++++ Dataset excerpts

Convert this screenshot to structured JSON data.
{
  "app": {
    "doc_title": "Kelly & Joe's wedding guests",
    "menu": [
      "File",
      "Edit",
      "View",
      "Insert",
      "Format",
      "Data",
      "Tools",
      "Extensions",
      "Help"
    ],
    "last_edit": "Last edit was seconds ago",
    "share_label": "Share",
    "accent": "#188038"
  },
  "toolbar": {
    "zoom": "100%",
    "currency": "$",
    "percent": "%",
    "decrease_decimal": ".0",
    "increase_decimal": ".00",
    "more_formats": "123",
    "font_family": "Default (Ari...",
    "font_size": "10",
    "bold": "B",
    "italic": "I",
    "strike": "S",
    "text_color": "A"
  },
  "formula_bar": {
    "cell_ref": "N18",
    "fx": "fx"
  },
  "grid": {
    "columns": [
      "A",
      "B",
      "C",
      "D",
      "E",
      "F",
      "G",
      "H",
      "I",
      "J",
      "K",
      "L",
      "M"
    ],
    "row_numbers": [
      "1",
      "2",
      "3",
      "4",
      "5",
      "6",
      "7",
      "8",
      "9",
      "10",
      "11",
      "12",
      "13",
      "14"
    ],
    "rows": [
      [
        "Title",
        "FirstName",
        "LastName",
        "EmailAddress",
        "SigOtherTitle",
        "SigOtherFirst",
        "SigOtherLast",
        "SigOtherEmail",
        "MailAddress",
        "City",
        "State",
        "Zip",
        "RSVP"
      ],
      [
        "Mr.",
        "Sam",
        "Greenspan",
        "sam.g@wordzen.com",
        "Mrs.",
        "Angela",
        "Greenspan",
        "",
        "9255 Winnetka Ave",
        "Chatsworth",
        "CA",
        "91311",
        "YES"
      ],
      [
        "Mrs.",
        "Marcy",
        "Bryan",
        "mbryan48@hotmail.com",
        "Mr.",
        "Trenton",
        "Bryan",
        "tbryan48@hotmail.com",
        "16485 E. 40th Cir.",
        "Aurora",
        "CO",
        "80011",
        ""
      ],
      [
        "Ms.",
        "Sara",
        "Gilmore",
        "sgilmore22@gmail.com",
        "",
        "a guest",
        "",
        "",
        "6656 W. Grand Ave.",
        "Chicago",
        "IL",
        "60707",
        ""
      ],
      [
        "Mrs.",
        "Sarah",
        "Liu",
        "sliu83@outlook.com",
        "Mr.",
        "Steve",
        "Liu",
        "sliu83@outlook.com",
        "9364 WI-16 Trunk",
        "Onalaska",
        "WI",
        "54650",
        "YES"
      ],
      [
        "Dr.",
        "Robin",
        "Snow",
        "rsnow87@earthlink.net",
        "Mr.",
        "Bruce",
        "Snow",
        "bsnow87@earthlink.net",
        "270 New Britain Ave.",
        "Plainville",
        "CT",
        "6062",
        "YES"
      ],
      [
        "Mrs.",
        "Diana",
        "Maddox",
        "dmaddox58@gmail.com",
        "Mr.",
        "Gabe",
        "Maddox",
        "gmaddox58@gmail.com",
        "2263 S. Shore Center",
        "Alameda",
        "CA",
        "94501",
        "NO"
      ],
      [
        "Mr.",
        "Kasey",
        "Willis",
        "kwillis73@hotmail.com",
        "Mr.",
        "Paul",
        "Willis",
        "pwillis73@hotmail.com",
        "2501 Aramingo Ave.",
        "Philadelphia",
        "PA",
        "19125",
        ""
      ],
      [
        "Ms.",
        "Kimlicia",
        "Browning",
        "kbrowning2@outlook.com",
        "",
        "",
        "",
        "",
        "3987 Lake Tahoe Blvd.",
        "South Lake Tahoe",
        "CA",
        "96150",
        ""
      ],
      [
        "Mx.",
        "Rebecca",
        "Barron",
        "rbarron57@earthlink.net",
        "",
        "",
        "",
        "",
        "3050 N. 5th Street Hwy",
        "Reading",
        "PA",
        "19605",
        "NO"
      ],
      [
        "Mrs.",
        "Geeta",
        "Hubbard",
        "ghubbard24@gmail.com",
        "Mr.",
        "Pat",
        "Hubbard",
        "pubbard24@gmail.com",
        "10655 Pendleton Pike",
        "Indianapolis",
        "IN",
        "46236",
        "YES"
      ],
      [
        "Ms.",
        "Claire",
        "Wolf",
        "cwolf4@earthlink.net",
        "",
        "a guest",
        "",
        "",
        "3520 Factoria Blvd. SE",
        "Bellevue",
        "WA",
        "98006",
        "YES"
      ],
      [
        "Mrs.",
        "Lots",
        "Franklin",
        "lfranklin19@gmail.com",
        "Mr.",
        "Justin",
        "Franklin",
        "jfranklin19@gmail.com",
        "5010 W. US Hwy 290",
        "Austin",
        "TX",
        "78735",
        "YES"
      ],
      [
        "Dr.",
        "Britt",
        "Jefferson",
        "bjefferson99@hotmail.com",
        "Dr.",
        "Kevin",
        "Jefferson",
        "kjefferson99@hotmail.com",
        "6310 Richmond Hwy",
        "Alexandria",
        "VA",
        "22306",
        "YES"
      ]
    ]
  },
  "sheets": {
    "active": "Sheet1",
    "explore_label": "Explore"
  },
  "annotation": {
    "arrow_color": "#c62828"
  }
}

++++++++

Reproduce the records word for word.

Answer in full —
Convert this screenshot to structured JSON data.
{
  "app": {
    "doc_title": "Kelly & Joe's wedding guests",
    "menu": [
      "File",
      "Edit",
      "View",
      "Insert",
      "Format",
      "Data",
      "Tools",
      "Extensions",
      "Help"
    ],
    "last_edit": "Last edit was seconds ago",
    "share_label": "Share",
    "accent": "#188038"
  },
  "toolbar": {
    "zoom": "100%",
    "currency": "$",
    "percent": "%",
    "decrease_decimal": ".0",
    "increase_decimal": ".00",
    "more_formats": "123",
    "font_family": "Default (Ari...",
    "font_size": "10",
    "bold": "B",
    "italic": "I",
    "strike": "S",
    "text_color": "A"
  },
  "formula_bar": {
    "cell_ref": "N18",
    "fx": "fx"
  },
  "grid": {
    "columns": [
      "A",
      "B",
      "C",
      "D",
      "E",
      "F",
      "G",
      "H",
      "I",
      "J",
      "K",
      "L",
      "M"
    ],
    "row_numbers": [
      "1",
      "2",
      "3",
      "4",
      "5",
      "6",
      "7",
      "8",
      "9",
      "10",
      "11",
      "12",
      "13",
      "14"
    ],
    "rows": [
      [
        "Title",
        "FirstName",
        "LastName",
        "EmailAddress",
        "SigOtherTitle",
        "SigOtherFirst",
        "SigOtherLast",
        "SigOtherEmail",
        "MailAddress",
        "City",
        "State",
        "Zip",
        "RSVP"
      ],
      [
        "Mr.",
        "Sam",
        "Greenspan",
        "sam.g@wordzen.com",
        "Mrs.",
        "Angela",
        "Greenspan",
        "",
        "9255 Winnetka Ave",
        "Chatsworth",
        "CA",
        "91311",
        "YES"
      ],
      [
        "Mrs.",
        "Marcy",
        "Bryan",
        "mbryan48@hotmail.com",
        "Mr.",
        "Trenton",
        "Bryan",
        "tbryan48@hotmail.com",
        "16485 E. 40th Cir.",
        "Aurora",
        "CO",
        "80011",
        ""
      ],
      [
        "Ms.",
        "Sara",
        "Gilmore",
        "sgilmore22@gmail.com",
        "",
        "a guest",
        "",
        "",
        "6656 W. Grand Ave.",
        "Chicago",
        "IL",
        "60707",
        ""
      ],
      [
        "Mrs.",
        "Sarah",
        "Liu",
        "sliu83@outlook.com",
        "Mr.",
        "Steve",
        "Liu",
        "sliu83@outlook.com",
        "9364 WI-16 Trunk",
        "Onalaska",
        "WI",
        "54650",
        "YES"
      ],
      [
        "Dr.",
        "Robin",
        "Snow",
        "rsnow87@earthlink.net",
        "Mr.",
        "Bruce",
        "Snow",
        "bsnow87@earthlink.net",
        "270 New Britain Ave.",
        "Plainville",
        "CT",
        "6062",
        "YES"
      ],
      [
        "Mrs.",
        "Diana",
        "Maddox",
        "dmaddox58@gmail.com",
        "Mr.",
        "Gabe",
        "Maddox",
        "gmaddox58@gmail.com",
        "2263 S. Shore Center",
        "Alameda",
        "CA",
        "94501",
        "NO"
      ],
      [
        "Mr.",
        "Kasey",
        "Willis",
        "kwillis73@hotmail.com",
        "Mr.",
        "Paul",
        "Willis",
        "pwillis73@hotmail.com",
        "2501 Aramingo Ave.",
        "Philadelphia",
        "PA",
        "19125",
        ""
      ],
      [
        "Ms.",
        "Kimlicia",
        "Browning",
        "kbrowning2@outlook.com",
        "",
        "",
        "",
        "",
        "3987 Lake Tahoe Blvd.",
        "South Lake Tahoe",
        "CA",
        "96150",
        ""
      ],
      [
        "Mx.",
        "Rebecca",
        "Barron",
        "rbarron57@earthlink.net",
        "",
        "",
        "",
        "",
        "3050 N. 5th Street Hwy",
        "Reading",
        "PA",
        "19605",
        "NO"
      ],
      [
        "Mrs.",
        "Geeta",
        "Hubbard",
        "ghubbard24@gmail.com",
        "Mr.",
        "Pat",
        "Hubbard",
        "pubbard24@gmail.com",
        "10655 Pendleton Pike",
        "Indianapolis",
        "IN",
        "46236",
        "YES"
      ],
      [
        "Ms.",
        "Claire",
        "Wolf",
        "cwolf4@earthlink.net",
        "",
        "a guest",
        "",
        "",
        "3520 Factoria Blvd. SE",
        "Bellevue",
        "WA",
        "98006",
        "YES"
      ],
      [
        "Mrs.",
        "Lots",
        "Franklin",
        "lfranklin19@gmail.com",
        "Mr.",
        "Justin",
        "Franklin",
        "jfranklin19@gmail.com",
        "5010 W. US Hwy 290",
        "Austin",
        "TX",
        "78735",
        "YES"
      ],
      [
        "Dr.",
        "Britt",
        "Jefferson",
        "bjefferson99@hotmail.com",
        "Dr.",
        "Kevin",
        "Jefferson",
        "kjefferson99@hotmail.com",
        "6310 Richmond Hwy",
        "Alexandria",
        "VA",
        "22306",
        "YES"
      ]
    ]
  },
  "sheets": {
    "active": "Sheet1",
    "explore_label": "Explore"
  },
  "annotation": {
    "arrow_color": "#c62828"
  }
}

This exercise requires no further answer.